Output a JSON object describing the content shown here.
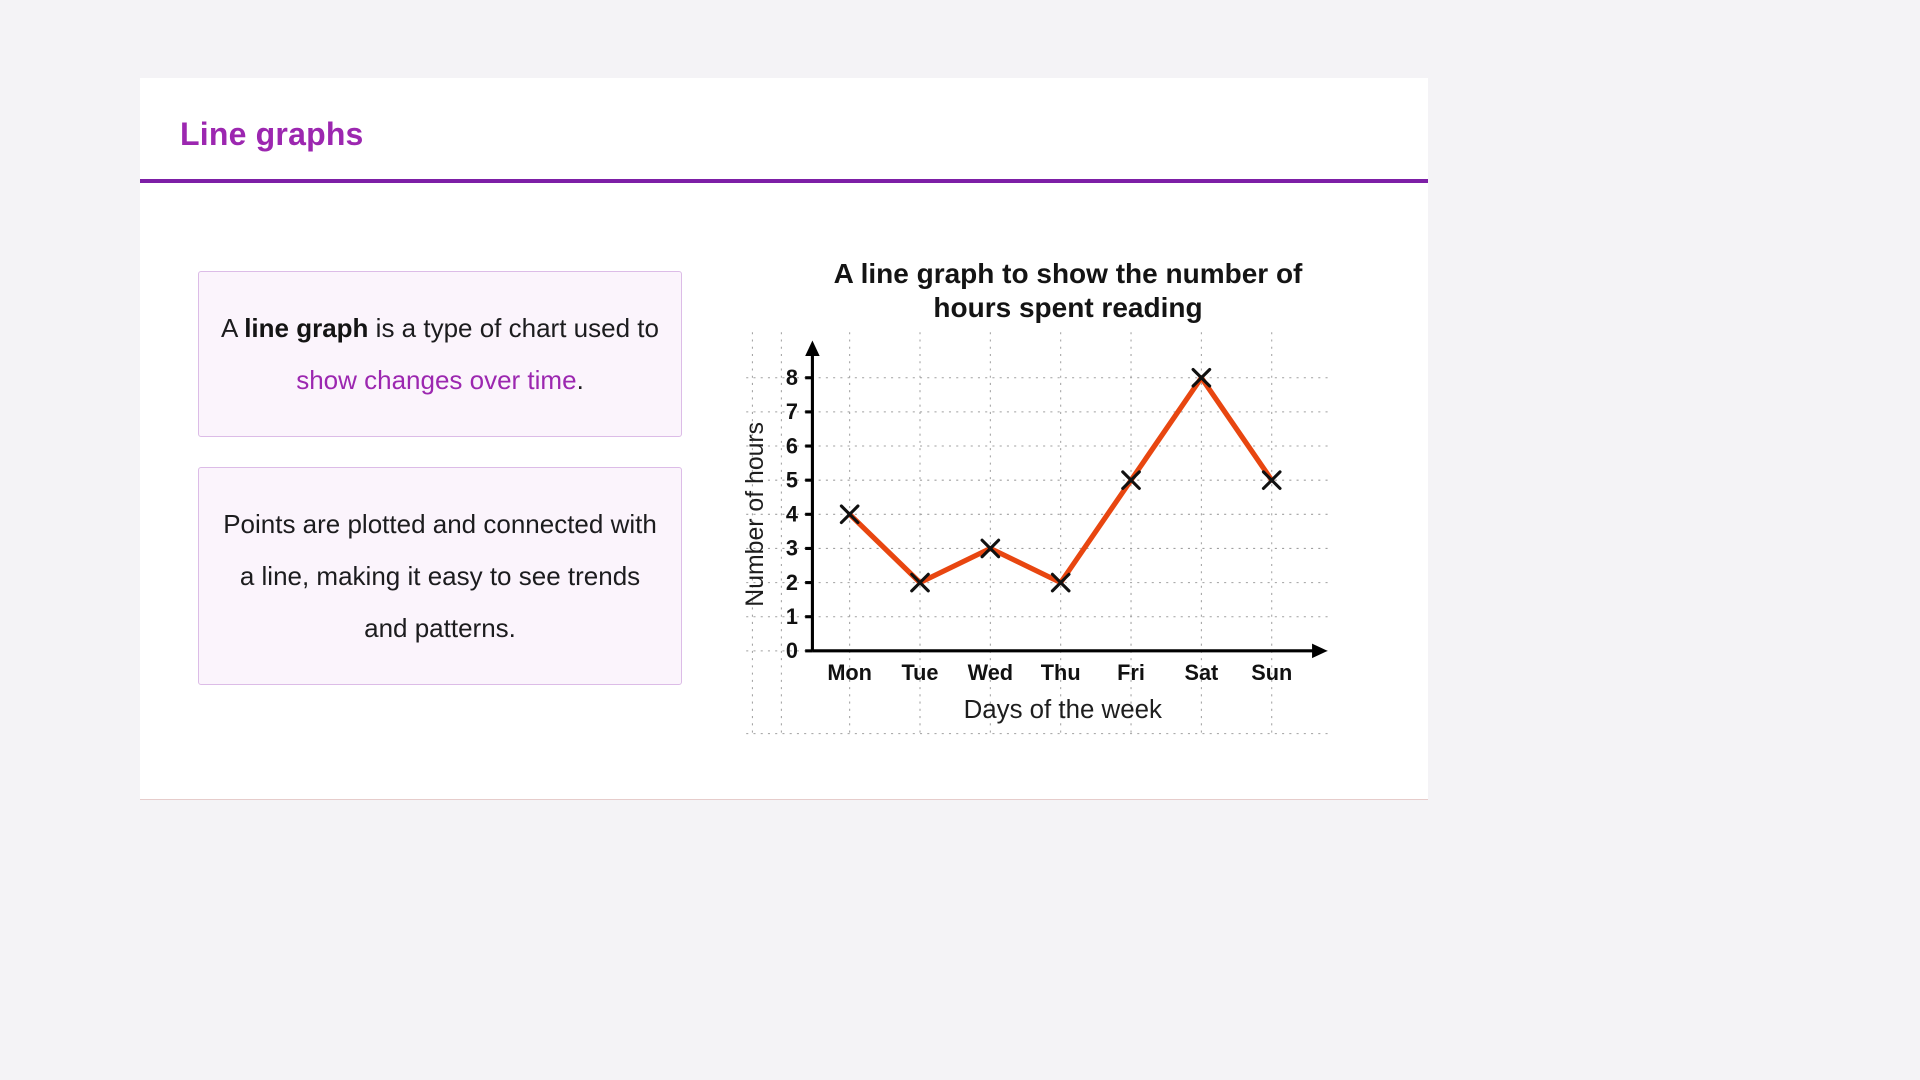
{
  "page": {
    "title": "Line graphs"
  },
  "content": {
    "definition_box": {
      "pre": "A ",
      "bold": "line graph",
      "mid": " is a type of chart used to ",
      "accent": "show changes over time",
      "post": "."
    },
    "points_box": {
      "text": "Points are plotted and connected with a line, making it easy to see trends and patterns."
    }
  },
  "chart_data": {
    "type": "line",
    "title": "A line graph to show the number of hours spent reading",
    "categories": [
      "Mon",
      "Tue",
      "Wed",
      "Thu",
      "Fri",
      "Sat",
      "Sun"
    ],
    "values": [
      4,
      2,
      3,
      2,
      5,
      8,
      5
    ],
    "xlabel": "Days of the week",
    "ylabel": "Number of hours",
    "ylim": [
      0,
      8
    ],
    "y_ticks": [
      0,
      1,
      2,
      3,
      4,
      5,
      6,
      7,
      8
    ],
    "grid": true,
    "grid_style": "dashed",
    "legend": "none",
    "marker": "x",
    "marker_color": "#111111",
    "line_color": "#e84610",
    "axis_color": "#000000"
  },
  "colors": {
    "accent": "#9c27b0",
    "rule": "#7d1fa6",
    "box_bg": "#fbf4fc",
    "box_border": "#dcbce7",
    "chart_line": "#e84610",
    "grid": "#a0a0a0",
    "ink": "#141414"
  }
}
-*-
# [TASK DESCRIPTION]
Copy out the whole listing exactly, and don't carry over any pictures.

# [RESPONSE FOR THIS EXERCISE]
Output a JSON object describing the content shown here.
{
  "page": {
    "title": "Line graphs"
  },
  "content": {
    "definition_box": {
      "pre": "A ",
      "bold": "line graph",
      "mid": " is a type of chart used to ",
      "accent": "show changes over time",
      "post": "."
    },
    "points_box": {
      "text": "Points are plotted and connected with a line, making it easy to see trends and patterns."
    }
  },
  "chart_data": {
    "type": "line",
    "title": "A line graph to show the number of hours spent reading",
    "categories": [
      "Mon",
      "Tue",
      "Wed",
      "Thu",
      "Fri",
      "Sat",
      "Sun"
    ],
    "values": [
      4,
      2,
      3,
      2,
      5,
      8,
      5
    ],
    "xlabel": "Days of the week",
    "ylabel": "Number of hours",
    "ylim": [
      0,
      8
    ],
    "y_ticks": [
      0,
      1,
      2,
      3,
      4,
      5,
      6,
      7,
      8
    ],
    "grid": true,
    "grid_style": "dashed",
    "legend": "none",
    "marker": "x",
    "marker_color": "#111111",
    "line_color": "#e84610",
    "axis_color": "#000000"
  },
  "colors": {
    "accent": "#9c27b0",
    "rule": "#7d1fa6",
    "box_bg": "#fbf4fc",
    "box_border": "#dcbce7",
    "chart_line": "#e84610",
    "grid": "#a0a0a0",
    "ink": "#141414"
  }
}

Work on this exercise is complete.